Filter the records below for the word "JSON". Copy each line that holds it.

— BEGIN Data shown —

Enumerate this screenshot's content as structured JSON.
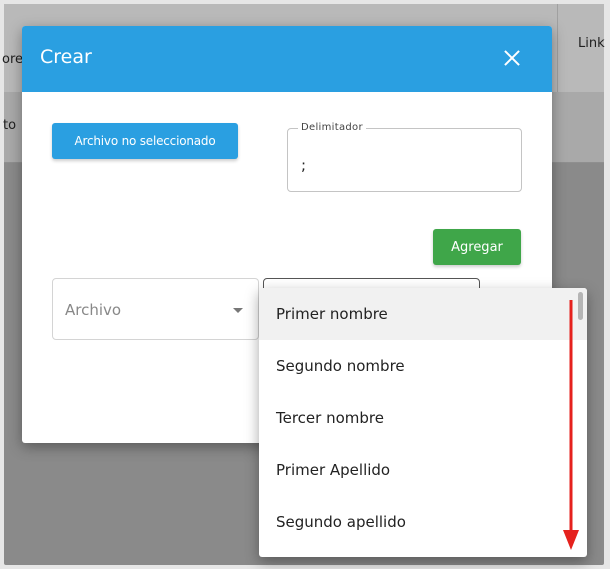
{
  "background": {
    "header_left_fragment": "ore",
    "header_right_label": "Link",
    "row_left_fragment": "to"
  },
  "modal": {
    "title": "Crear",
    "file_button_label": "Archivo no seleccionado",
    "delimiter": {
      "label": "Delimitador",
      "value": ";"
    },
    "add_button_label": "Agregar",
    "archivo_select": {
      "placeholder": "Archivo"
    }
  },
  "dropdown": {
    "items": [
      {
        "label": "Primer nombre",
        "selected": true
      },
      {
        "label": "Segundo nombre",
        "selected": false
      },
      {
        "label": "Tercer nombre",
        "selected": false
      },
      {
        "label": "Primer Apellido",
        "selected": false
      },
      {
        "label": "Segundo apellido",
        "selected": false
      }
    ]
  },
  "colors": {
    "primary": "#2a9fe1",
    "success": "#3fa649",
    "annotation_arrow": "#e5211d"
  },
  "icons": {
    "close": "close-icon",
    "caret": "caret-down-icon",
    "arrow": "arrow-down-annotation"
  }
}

— END Data shown —
— BEGIN Data shown —

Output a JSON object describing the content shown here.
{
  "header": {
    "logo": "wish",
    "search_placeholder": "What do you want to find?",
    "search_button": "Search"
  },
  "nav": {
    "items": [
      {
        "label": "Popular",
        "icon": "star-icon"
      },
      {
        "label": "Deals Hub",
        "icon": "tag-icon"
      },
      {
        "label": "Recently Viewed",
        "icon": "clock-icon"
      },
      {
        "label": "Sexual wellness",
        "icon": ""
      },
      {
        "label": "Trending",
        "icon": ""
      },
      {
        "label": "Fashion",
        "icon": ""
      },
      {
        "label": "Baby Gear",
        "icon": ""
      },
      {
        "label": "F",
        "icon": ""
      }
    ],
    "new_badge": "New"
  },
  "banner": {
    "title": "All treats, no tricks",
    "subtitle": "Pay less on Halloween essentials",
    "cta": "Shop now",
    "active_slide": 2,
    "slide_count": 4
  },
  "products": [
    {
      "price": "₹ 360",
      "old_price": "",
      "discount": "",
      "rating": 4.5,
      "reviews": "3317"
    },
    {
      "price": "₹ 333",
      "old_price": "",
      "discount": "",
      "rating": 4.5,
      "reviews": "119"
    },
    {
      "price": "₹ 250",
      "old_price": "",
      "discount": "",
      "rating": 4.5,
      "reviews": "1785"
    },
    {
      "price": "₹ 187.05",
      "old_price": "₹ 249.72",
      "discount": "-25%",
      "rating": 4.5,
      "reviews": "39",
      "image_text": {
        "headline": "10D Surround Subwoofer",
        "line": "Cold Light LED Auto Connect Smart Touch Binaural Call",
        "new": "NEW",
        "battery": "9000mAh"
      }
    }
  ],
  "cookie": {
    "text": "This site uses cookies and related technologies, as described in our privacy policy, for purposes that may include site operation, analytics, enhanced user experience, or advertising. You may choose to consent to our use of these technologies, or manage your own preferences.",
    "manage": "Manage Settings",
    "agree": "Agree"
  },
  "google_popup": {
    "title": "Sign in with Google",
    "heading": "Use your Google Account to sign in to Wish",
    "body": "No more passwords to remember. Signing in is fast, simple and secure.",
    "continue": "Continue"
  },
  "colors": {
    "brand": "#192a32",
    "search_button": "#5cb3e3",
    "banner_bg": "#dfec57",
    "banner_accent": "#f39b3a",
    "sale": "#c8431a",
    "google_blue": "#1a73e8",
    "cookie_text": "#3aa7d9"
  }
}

— END Data shown —

Written response:
Enumerate this screenshot's content as structured JSON.
Output a JSON object describing the content shown here.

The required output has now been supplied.